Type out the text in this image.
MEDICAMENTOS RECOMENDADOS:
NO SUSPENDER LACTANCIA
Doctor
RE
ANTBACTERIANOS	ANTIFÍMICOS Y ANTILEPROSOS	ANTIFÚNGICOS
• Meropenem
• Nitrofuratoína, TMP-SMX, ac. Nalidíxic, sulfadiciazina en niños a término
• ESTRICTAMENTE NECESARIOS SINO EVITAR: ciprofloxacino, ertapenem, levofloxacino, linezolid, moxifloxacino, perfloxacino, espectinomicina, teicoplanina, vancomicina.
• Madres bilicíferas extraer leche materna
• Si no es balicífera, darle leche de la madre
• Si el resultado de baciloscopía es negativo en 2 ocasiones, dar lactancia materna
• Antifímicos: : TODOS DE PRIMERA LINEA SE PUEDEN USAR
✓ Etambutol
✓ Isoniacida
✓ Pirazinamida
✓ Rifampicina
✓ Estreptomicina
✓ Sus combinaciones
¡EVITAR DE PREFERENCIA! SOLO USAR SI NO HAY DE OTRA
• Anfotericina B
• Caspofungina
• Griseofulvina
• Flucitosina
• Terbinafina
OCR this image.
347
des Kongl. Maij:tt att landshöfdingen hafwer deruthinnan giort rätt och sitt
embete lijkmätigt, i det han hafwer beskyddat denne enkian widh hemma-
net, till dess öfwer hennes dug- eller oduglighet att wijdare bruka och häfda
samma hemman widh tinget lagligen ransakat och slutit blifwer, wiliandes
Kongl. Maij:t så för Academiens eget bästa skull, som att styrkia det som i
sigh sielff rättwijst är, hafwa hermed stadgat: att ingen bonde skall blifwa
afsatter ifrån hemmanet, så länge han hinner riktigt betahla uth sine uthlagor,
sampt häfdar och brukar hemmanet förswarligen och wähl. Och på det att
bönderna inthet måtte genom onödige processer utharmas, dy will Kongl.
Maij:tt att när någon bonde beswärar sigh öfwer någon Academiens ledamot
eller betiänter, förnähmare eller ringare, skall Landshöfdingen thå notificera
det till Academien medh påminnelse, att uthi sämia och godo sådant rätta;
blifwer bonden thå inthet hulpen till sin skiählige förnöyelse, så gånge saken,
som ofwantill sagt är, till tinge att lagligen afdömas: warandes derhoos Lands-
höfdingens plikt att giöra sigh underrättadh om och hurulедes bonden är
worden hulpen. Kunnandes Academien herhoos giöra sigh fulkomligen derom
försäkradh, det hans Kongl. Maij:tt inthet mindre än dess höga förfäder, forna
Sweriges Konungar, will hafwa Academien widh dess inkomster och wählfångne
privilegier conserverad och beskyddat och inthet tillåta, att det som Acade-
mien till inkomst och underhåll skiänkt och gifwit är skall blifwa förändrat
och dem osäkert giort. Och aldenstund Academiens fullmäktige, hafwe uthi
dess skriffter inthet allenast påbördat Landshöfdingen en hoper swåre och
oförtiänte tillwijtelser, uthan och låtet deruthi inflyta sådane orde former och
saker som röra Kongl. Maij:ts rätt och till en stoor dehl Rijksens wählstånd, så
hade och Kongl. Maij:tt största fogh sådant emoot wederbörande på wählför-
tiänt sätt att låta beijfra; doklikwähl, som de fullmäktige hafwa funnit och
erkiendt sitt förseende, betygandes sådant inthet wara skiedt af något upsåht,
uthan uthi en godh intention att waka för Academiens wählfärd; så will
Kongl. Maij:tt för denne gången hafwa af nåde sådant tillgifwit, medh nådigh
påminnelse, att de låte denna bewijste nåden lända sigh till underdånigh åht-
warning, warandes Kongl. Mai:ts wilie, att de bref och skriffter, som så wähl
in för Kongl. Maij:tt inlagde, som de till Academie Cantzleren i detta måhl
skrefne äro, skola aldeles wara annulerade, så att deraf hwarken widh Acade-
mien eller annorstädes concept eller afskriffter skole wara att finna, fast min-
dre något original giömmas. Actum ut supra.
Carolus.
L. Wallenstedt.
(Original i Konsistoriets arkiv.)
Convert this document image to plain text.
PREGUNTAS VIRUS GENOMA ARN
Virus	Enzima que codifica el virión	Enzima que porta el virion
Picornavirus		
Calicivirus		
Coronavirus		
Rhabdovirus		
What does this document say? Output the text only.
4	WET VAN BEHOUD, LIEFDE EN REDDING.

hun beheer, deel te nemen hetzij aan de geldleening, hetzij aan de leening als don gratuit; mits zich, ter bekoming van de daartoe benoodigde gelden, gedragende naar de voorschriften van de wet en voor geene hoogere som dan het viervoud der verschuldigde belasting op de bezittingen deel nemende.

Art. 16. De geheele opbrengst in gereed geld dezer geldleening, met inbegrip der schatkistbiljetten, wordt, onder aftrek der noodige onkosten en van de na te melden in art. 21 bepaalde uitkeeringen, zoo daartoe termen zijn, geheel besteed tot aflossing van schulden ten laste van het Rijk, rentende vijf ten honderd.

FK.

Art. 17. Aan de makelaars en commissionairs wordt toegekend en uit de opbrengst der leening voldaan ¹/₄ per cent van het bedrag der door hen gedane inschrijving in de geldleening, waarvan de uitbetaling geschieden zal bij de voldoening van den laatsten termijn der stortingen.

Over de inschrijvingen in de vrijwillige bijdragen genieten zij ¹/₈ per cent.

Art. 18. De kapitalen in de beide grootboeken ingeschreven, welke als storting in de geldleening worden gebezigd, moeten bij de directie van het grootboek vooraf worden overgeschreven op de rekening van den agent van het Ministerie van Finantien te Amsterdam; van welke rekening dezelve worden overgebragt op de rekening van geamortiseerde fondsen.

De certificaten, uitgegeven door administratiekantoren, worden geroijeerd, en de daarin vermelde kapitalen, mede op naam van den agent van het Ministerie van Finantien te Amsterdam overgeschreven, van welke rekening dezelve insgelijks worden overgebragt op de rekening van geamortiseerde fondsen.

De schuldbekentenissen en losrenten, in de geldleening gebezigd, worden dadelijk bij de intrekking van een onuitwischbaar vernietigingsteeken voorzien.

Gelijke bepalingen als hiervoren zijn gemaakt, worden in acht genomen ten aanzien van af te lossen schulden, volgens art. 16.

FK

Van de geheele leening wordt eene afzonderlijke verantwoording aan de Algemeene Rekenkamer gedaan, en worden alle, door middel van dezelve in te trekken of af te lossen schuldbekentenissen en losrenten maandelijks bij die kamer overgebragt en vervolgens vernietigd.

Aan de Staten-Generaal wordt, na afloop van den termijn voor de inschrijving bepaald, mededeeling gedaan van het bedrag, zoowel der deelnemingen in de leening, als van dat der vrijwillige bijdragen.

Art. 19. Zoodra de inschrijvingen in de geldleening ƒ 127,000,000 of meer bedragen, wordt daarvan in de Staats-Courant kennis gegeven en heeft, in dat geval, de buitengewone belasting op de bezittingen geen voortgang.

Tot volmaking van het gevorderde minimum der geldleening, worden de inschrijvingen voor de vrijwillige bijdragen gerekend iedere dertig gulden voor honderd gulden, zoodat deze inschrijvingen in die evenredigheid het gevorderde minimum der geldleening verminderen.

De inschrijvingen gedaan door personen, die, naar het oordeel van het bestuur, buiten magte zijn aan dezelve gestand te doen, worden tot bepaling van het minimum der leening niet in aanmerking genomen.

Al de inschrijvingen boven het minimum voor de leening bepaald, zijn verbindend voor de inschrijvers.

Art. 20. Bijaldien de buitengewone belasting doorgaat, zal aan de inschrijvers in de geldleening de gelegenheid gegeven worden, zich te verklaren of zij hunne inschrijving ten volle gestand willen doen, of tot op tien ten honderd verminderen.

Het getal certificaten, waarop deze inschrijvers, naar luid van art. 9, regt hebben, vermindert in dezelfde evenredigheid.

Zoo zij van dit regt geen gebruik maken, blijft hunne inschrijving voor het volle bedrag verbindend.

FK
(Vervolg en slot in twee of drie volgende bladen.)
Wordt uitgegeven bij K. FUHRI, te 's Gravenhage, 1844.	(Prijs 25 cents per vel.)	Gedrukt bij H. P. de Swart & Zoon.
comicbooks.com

Task details: Report each line above that includes the string "något".

Exercise response:
erkiendt sitt förseende, betygandes sådant inthet wara skiedt af något upsåht,
dre något original giömmas. Actum ut supra.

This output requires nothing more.